**Work to do:** Copy the listing below in full and skip every picture.

**Available data:**
>> begin

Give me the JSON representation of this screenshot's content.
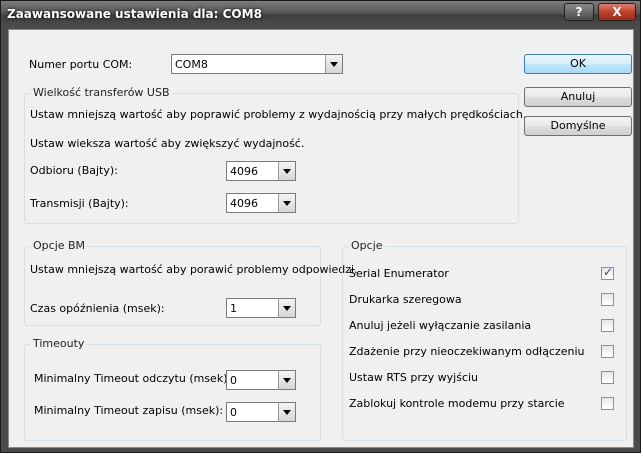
{
  "window": {
    "title": "Zaawansowane ustawienia dla: COM8",
    "help_label": "?",
    "close_label": "X"
  },
  "com_port": {
    "label": "Numer portu COM:",
    "value": "COM8"
  },
  "usb": {
    "title": "Wielkość transferów USB",
    "hint_low": "Ustaw mniejszą wartość aby poprawić problemy z wydajnością przy małych prędkościach.",
    "hint_high": "Ustaw wieksza wartość aby zwiększyć wydajność.",
    "receive_label": "Odbioru (Bajty):",
    "receive_value": "4096",
    "transmit_label": "Transmisji (Bajty):",
    "transmit_value": "4096"
  },
  "bm": {
    "title": "Opcje BM",
    "hint": "Ustaw mniejszą wartość aby porawić problemy odpowiedzi.",
    "latency_label": "Czas opóźnienia (msek):",
    "latency_value": "1"
  },
  "timeouts": {
    "title": "Timeouty",
    "read_label": "Minimalny Timeout odczytu (msek):",
    "read_value": "0",
    "write_label": "Minimalny Timeout zapisu (msek):",
    "write_value": "0"
  },
  "options": {
    "title": "Opcje",
    "items": [
      {
        "label": "Serial Enumerator",
        "checked": true
      },
      {
        "label": "Drukarka szeregowa",
        "checked": false
      },
      {
        "label": "Anuluj jeżeli wyłączanie zasilania",
        "checked": false
      },
      {
        "label": "Zdażenie przy nieoczekiwanym odłączeniu",
        "checked": false
      },
      {
        "label": "Ustaw RTS przy wyjściu",
        "checked": false
      },
      {
        "label": "Zablokuj kontrole modemu przy starcie",
        "checked": false
      }
    ]
  },
  "buttons": {
    "ok": "OK",
    "cancel": "Anuluj",
    "defaults": "Domyślne"
  },
  "icons": {
    "check": "✓"
  }
}
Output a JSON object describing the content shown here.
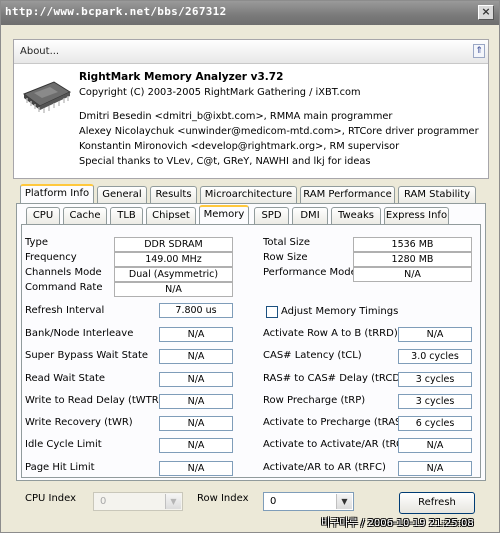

>> end

**Answer to the task:**
Give me the JSON representation of this screenshot's content.
{
  "window": {
    "title": "Zaawansowane ustawienia dla: COM8",
    "help_label": "?",
    "close_label": "X"
  },
  "com_port": {
    "label": "Numer portu COM:",
    "value": "COM8"
  },
  "usb": {
    "title": "Wielkość transferów USB",
    "hint_low": "Ustaw mniejszą wartość aby poprawić problemy z wydajnością przy małych prędkościach.",
    "hint_high": "Ustaw wieksza wartość aby zwiększyć wydajność.",
    "receive_label": "Odbioru (Bajty):",
    "receive_value": "4096",
    "transmit_label": "Transmisji (Bajty):",
    "transmit_value": "4096"
  },
  "bm": {
    "title": "Opcje BM",
    "hint": "Ustaw mniejszą wartość aby porawić problemy odpowiedzi.",
    "latency_label": "Czas opóźnienia (msek):",
    "latency_value": "1"
  },
  "timeouts": {
    "title": "Timeouty",
    "read_label": "Minimalny Timeout odczytu (msek):",
    "read_value": "0",
    "write_label": "Minimalny Timeout zapisu (msek):",
    "write_value": "0"
  },
  "options": {
    "title": "Opcje",
    "items": [
      {
        "label": "Serial Enumerator",
        "checked": true
      },
      {
        "label": "Drukarka szeregowa",
        "checked": false
      },
      {
        "label": "Anuluj jeżeli wyłączanie zasilania",
        "checked": false
      },
      {
        "label": "Zdażenie przy nieoczekiwanym odłączeniu",
        "checked": false
      },
      {
        "label": "Ustaw RTS przy wyjściu",
        "checked": false
      },
      {
        "label": "Zablokuj kontrole modemu przy starcie",
        "checked": false
      }
    ]
  },
  "buttons": {
    "ok": "OK",
    "cancel": "Anuluj",
    "defaults": "Domyślne"
  },
  "icons": {
    "check": "✓"
  }
}
Output a JSON object describing the content shown here.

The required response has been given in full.